Task details →
Identify the lines that contain the string "September", then copy each of them.

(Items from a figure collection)
— BEGIN —
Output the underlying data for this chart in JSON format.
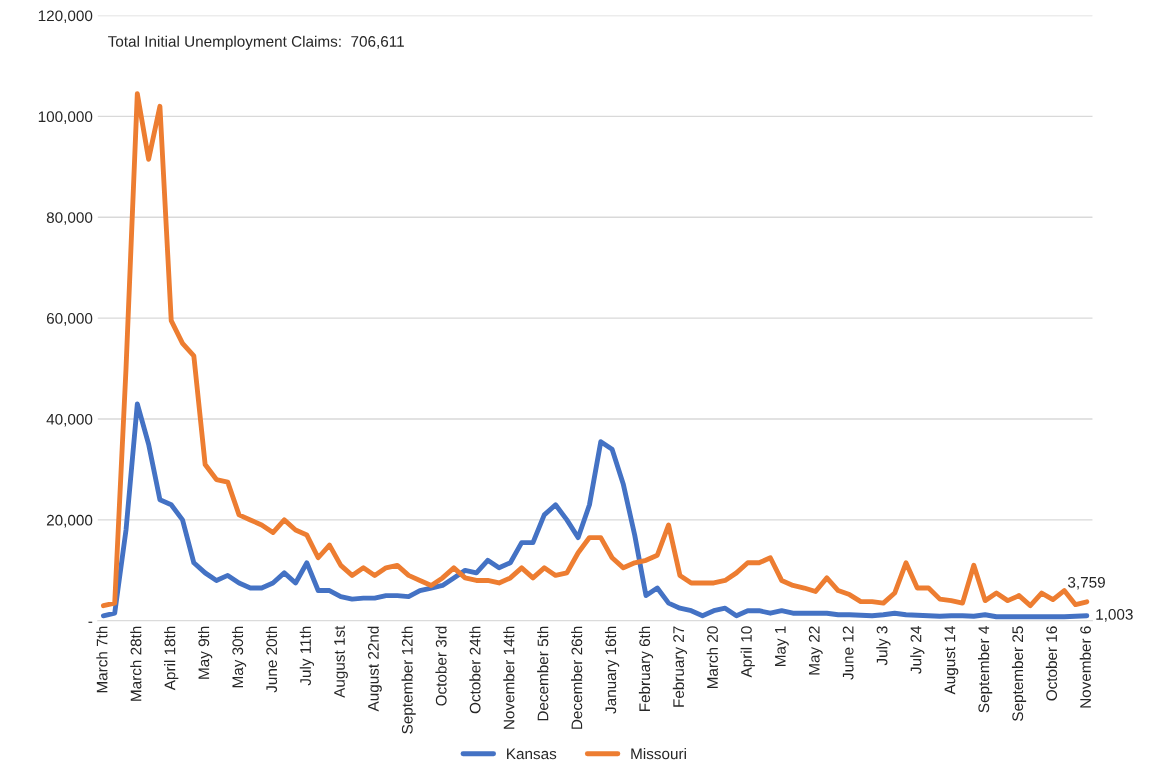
{
  "chart_data": {
    "type": "line",
    "categories": [
      "March 7th",
      null,
      null,
      "March 28th",
      null,
      null,
      "April 18th",
      null,
      null,
      "May 9th",
      null,
      null,
      "May 30th",
      null,
      null,
      "June 20th",
      null,
      null,
      "July 11th",
      null,
      null,
      "August 1st",
      null,
      null,
      "August 22nd",
      null,
      null,
      "September 12th",
      null,
      null,
      "October 3rd",
      null,
      null,
      "October 24th",
      null,
      null,
      "November 14th",
      null,
      null,
      "December 5th",
      null,
      null,
      "December 26th",
      null,
      null,
      "January 16th",
      null,
      null,
      "February 6th",
      null,
      null,
      "February 27",
      null,
      null,
      "March 20",
      null,
      null,
      "April 10",
      null,
      null,
      "May 1",
      null,
      null,
      "May 22",
      null,
      null,
      "June 12",
      null,
      null,
      "July 3",
      null,
      null,
      "July 24",
      null,
      null,
      "August 14",
      null,
      null,
      "September 4",
      null,
      null,
      "September 25",
      null,
      null,
      "October 16",
      null,
      null,
      "November 6"
    ],
    "series": [
      {
        "name": "Kansas",
        "color": "#4472c4",
        "values": [
          1000,
          1500,
          18000,
          43000,
          35000,
          24000,
          23000,
          20000,
          11500,
          9500,
          8000,
          9000,
          7500,
          6500,
          6500,
          7500,
          9500,
          7500,
          11500,
          6000,
          6000,
          4800,
          4300,
          4500,
          4500,
          5000,
          5000,
          4800,
          6000,
          6500,
          7000,
          8500,
          10000,
          9500,
          12000,
          10500,
          11500,
          15500,
          15500,
          21000,
          23000,
          20000,
          16500,
          23000,
          35500,
          34000,
          27000,
          17000,
          5000,
          6500,
          3500,
          2500,
          2000,
          1000,
          2000,
          2500,
          1000,
          2000,
          2000,
          1500,
          2000,
          1500,
          1500,
          1500,
          1500,
          1200,
          1200,
          1100,
          1000,
          1200,
          1500,
          1200,
          1100,
          1000,
          900,
          1000,
          1000,
          900,
          1200,
          800,
          800,
          800,
          800,
          800,
          800,
          800,
          900,
          1003
        ],
        "value_labels": [
          null,
          null,
          null,
          null,
          null,
          null,
          null,
          null,
          null,
          null,
          null,
          null,
          null,
          null,
          null,
          null,
          null,
          null,
          null,
          null,
          null,
          null,
          null,
          null,
          null,
          null,
          null,
          null,
          null,
          null,
          null,
          null,
          null,
          null,
          null,
          null,
          null,
          null,
          null,
          null,
          null,
          null,
          null,
          null,
          null,
          null,
          null,
          null,
          null,
          null,
          null,
          null,
          null,
          null,
          null,
          null,
          null,
          null,
          null,
          null,
          null,
          null,
          null,
          null,
          null,
          null,
          null,
          null,
          null,
          null,
          null,
          null,
          null,
          null,
          null,
          null,
          null,
          null,
          null,
          null,
          null,
          null,
          null,
          null,
          null,
          null,
          null,
          "1,003"
        ]
      },
      {
        "name": "Missouri",
        "color": "#ed7d31",
        "values": [
          3000,
          3500,
          50000,
          104500,
          91500,
          102000,
          59500,
          55000,
          52500,
          31000,
          28000,
          27500,
          21000,
          20000,
          19000,
          17500,
          20000,
          18000,
          17000,
          12500,
          15000,
          11000,
          9000,
          10500,
          9000,
          10500,
          11000,
          9000,
          8000,
          7000,
          8500,
          10500,
          8500,
          8000,
          8000,
          7500,
          8500,
          10500,
          8500,
          10500,
          9000,
          9500,
          13500,
          16500,
          16500,
          12500,
          10500,
          11500,
          12000,
          13000,
          19000,
          9000,
          7500,
          7500,
          7500,
          8000,
          9500,
          11500,
          11500,
          12500,
          8000,
          7000,
          6500,
          5800,
          8500,
          6000,
          5200,
          3800,
          3800,
          3500,
          5500,
          11500,
          6500,
          6500,
          4300,
          4000,
          3500,
          11000,
          4000,
          5500,
          4000,
          5000,
          3000,
          5500,
          4200,
          6000,
          3200,
          3759
        ],
        "value_labels": [
          null,
          null,
          null,
          null,
          null,
          null,
          null,
          null,
          null,
          null,
          null,
          null,
          null,
          null,
          null,
          null,
          null,
          null,
          null,
          null,
          null,
          null,
          null,
          null,
          null,
          null,
          null,
          null,
          null,
          null,
          null,
          null,
          null,
          null,
          null,
          null,
          null,
          null,
          null,
          null,
          null,
          null,
          null,
          null,
          null,
          null,
          null,
          null,
          null,
          null,
          null,
          null,
          null,
          null,
          null,
          null,
          null,
          null,
          null,
          null,
          null,
          null,
          null,
          null,
          null,
          null,
          null,
          null,
          null,
          null,
          null,
          null,
          null,
          null,
          null,
          null,
          null,
          null,
          null,
          null,
          null,
          null,
          null,
          null,
          null,
          null,
          null,
          "3,759"
        ]
      }
    ],
    "ylim": [
      0,
      120000
    ],
    "yticks": [
      {
        "value": 0,
        "label": "-"
      },
      {
        "value": 20000,
        "label": "20,000"
      },
      {
        "value": 40000,
        "label": "40,000"
      },
      {
        "value": 60000,
        "label": "60,000"
      },
      {
        "value": 80000,
        "label": "80,000"
      },
      {
        "value": 100000,
        "label": "100,000"
      },
      {
        "value": 120000,
        "label": "120,000"
      }
    ],
    "annotations": [
      "Total Initial Unemployment Claims:  706,611"
    ],
    "grid": "y",
    "legend": "bottom",
    "marker": "none",
    "line_style": "solid"
  }
}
— END —
Solution to the problem →
      "September 12th",
      "September 4",
      "September 25",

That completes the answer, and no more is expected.